▶ **EXERCISE DESCRIPTION**
Do any lines in the data below contain "Storage"? If so, copy every one of them.

··········

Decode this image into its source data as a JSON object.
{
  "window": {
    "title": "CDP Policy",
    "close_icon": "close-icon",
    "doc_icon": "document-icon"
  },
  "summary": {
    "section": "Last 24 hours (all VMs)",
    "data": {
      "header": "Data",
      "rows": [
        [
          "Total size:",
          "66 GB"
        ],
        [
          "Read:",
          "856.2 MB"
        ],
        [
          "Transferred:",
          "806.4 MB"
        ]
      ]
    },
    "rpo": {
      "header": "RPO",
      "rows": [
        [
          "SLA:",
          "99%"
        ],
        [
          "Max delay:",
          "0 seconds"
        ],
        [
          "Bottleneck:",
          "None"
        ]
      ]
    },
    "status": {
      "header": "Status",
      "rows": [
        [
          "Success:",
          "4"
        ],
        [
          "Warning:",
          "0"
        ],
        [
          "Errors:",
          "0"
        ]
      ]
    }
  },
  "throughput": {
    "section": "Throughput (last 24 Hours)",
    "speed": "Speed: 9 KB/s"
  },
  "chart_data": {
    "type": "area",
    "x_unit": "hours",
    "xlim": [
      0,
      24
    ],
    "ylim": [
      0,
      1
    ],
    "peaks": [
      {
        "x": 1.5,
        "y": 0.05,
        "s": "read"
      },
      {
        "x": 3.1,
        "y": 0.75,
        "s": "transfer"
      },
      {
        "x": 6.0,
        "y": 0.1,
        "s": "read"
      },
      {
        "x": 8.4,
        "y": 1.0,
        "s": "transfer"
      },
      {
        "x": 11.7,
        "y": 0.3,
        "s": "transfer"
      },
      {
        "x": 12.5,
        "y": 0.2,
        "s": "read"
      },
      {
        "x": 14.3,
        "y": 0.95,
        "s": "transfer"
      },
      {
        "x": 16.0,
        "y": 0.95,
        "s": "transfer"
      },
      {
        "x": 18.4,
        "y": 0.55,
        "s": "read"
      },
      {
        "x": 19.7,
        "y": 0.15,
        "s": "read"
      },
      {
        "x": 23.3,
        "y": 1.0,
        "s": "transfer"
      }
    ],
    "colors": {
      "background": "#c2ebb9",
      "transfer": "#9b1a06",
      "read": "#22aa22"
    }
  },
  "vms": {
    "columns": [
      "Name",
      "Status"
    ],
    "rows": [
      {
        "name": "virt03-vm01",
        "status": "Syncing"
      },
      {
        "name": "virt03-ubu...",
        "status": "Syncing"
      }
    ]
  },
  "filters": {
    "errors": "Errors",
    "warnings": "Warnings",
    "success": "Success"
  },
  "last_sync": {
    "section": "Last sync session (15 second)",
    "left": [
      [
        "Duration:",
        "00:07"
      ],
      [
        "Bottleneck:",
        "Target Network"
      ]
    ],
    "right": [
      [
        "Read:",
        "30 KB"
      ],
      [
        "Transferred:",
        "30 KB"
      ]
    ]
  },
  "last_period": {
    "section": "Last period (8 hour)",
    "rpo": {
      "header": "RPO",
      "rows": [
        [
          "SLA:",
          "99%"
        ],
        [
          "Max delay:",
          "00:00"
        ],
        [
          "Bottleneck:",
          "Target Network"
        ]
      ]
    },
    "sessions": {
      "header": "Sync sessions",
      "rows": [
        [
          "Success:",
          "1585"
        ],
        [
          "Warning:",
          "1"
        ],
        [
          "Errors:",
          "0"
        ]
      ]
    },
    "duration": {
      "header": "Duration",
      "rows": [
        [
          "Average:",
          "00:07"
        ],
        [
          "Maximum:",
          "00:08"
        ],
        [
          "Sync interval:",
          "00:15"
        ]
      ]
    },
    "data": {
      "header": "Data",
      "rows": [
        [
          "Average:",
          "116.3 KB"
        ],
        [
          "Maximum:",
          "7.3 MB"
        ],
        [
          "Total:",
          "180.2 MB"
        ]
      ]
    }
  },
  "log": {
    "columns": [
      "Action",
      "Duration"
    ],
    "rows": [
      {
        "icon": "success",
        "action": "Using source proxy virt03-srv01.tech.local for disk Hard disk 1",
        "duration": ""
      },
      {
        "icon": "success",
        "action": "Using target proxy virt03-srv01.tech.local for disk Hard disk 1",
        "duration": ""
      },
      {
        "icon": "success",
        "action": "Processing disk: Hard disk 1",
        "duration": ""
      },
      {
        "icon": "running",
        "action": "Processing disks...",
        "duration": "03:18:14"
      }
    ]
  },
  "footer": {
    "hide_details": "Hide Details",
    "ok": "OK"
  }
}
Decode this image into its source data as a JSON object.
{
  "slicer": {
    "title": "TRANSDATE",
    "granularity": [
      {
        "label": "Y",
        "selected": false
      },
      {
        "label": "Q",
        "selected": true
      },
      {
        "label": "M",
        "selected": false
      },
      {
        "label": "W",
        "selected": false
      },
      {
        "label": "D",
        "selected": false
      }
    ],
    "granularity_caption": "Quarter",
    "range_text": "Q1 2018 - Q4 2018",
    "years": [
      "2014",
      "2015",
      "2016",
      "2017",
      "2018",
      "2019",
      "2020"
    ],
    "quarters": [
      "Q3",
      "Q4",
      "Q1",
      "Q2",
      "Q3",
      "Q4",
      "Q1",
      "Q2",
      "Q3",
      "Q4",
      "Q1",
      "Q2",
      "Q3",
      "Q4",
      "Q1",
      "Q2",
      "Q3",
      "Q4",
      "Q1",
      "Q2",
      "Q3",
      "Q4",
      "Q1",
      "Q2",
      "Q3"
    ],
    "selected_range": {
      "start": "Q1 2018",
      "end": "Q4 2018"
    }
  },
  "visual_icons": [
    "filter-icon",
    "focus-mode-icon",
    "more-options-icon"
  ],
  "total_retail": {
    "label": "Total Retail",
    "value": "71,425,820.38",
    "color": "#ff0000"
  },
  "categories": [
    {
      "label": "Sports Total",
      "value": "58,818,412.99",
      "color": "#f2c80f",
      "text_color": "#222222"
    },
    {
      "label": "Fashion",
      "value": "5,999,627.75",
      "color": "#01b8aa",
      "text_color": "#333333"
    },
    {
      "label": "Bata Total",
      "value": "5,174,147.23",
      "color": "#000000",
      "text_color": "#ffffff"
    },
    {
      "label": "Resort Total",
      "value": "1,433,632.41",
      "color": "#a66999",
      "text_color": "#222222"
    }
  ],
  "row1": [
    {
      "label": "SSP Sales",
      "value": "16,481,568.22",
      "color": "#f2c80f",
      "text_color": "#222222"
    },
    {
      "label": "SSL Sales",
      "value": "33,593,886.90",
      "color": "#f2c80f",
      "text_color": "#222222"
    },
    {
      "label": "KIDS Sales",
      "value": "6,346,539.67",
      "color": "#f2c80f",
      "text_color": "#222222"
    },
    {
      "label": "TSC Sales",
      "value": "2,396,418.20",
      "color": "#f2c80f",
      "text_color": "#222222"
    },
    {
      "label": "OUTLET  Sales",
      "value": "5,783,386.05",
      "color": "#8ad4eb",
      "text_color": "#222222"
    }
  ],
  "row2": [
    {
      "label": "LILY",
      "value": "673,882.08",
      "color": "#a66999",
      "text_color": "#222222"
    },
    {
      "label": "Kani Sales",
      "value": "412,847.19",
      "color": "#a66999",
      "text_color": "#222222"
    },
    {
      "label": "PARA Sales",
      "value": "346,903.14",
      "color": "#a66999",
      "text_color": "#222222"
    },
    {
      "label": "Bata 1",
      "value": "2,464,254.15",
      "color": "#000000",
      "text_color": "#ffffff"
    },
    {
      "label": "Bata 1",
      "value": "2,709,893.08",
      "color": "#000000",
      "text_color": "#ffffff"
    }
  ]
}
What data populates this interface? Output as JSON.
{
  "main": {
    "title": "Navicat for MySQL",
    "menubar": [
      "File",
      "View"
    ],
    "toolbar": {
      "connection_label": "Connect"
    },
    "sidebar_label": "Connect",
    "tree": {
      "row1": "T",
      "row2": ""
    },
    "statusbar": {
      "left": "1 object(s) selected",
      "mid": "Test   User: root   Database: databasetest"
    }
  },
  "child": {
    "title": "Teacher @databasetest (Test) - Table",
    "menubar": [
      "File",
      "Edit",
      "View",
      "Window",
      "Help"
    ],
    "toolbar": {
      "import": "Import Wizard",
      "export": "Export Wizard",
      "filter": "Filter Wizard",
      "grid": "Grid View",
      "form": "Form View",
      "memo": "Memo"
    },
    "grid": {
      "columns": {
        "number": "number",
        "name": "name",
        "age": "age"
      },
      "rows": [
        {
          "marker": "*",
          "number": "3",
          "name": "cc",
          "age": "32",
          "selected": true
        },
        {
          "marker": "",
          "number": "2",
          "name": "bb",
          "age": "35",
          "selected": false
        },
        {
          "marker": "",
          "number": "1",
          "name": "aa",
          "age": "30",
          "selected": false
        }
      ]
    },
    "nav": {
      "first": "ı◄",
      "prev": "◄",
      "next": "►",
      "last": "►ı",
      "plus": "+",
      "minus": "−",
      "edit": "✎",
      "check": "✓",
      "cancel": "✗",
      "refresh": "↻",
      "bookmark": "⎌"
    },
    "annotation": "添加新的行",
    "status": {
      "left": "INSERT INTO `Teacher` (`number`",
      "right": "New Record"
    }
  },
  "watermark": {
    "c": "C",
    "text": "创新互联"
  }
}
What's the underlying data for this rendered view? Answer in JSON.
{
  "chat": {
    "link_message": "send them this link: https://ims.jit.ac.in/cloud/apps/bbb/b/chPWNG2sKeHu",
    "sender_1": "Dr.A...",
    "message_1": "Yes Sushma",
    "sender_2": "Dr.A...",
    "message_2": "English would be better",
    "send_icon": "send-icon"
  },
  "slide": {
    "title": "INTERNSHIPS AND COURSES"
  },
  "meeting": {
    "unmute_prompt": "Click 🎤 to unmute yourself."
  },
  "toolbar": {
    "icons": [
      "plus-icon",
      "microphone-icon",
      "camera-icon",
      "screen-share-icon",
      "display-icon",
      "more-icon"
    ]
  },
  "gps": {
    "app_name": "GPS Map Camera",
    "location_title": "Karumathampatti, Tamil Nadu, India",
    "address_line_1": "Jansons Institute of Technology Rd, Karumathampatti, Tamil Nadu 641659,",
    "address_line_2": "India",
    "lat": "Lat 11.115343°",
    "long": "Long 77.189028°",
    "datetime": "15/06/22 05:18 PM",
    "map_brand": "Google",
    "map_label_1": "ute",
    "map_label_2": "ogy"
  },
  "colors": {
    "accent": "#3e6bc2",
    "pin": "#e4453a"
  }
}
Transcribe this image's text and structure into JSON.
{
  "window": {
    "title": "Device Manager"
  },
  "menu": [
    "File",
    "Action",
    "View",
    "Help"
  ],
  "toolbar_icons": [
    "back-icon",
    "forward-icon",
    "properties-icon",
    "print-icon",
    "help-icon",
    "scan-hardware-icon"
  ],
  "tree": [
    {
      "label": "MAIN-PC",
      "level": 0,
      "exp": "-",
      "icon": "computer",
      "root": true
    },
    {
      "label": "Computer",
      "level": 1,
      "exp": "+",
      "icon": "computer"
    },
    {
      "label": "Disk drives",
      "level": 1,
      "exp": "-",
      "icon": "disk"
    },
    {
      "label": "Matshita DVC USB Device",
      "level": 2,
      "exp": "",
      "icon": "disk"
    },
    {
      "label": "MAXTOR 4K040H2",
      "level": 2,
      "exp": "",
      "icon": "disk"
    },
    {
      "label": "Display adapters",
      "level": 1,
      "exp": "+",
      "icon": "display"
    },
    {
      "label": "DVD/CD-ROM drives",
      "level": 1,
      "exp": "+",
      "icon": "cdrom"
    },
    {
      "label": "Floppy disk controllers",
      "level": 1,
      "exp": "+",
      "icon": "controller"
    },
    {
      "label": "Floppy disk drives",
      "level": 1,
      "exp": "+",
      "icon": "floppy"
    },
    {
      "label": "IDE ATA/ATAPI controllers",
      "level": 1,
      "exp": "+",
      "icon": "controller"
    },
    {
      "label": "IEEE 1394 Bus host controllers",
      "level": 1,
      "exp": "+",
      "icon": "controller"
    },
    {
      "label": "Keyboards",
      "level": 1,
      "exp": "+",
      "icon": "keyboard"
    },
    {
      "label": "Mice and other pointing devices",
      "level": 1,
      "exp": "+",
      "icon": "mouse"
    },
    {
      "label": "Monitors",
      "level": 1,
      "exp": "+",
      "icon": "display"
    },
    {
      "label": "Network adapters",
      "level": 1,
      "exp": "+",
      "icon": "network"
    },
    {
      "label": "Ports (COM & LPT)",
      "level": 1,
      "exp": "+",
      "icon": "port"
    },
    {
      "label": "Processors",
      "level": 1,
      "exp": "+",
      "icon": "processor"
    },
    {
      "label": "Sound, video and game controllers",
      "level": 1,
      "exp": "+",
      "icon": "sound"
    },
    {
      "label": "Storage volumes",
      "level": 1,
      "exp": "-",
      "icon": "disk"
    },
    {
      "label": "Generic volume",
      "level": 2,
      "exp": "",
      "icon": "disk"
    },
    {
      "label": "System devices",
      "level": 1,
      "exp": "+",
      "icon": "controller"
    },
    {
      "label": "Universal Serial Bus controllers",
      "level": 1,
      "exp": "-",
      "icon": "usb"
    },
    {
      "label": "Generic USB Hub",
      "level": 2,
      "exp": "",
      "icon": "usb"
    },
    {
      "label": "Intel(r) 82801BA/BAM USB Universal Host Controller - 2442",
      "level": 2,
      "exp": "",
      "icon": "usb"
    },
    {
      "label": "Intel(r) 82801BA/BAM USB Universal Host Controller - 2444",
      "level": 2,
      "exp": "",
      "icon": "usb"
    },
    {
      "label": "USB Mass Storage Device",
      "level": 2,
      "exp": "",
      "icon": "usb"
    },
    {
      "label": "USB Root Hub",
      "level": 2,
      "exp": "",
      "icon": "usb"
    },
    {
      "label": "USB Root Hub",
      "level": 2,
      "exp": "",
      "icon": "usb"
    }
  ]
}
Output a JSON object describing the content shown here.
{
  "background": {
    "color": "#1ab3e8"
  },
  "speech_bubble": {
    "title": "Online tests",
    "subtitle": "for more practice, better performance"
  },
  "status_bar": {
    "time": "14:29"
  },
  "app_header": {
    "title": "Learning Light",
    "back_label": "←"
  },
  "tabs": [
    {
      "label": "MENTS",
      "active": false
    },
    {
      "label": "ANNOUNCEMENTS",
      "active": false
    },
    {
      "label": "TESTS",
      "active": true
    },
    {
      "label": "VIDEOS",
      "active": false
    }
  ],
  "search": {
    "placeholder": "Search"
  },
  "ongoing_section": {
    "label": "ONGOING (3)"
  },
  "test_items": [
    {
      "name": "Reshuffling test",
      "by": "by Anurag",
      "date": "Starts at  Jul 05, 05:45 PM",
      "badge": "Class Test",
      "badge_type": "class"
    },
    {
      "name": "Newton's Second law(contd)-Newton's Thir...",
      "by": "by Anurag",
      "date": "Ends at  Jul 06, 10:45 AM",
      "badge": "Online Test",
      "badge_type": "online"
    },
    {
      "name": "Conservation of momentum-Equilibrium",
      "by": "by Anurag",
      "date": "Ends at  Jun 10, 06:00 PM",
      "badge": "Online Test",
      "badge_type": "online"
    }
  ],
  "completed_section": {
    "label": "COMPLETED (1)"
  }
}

··········

▶ **ANSWER IN FULL**
      "label": "Storage volumes",
      "label": "USB Mass Storage Device",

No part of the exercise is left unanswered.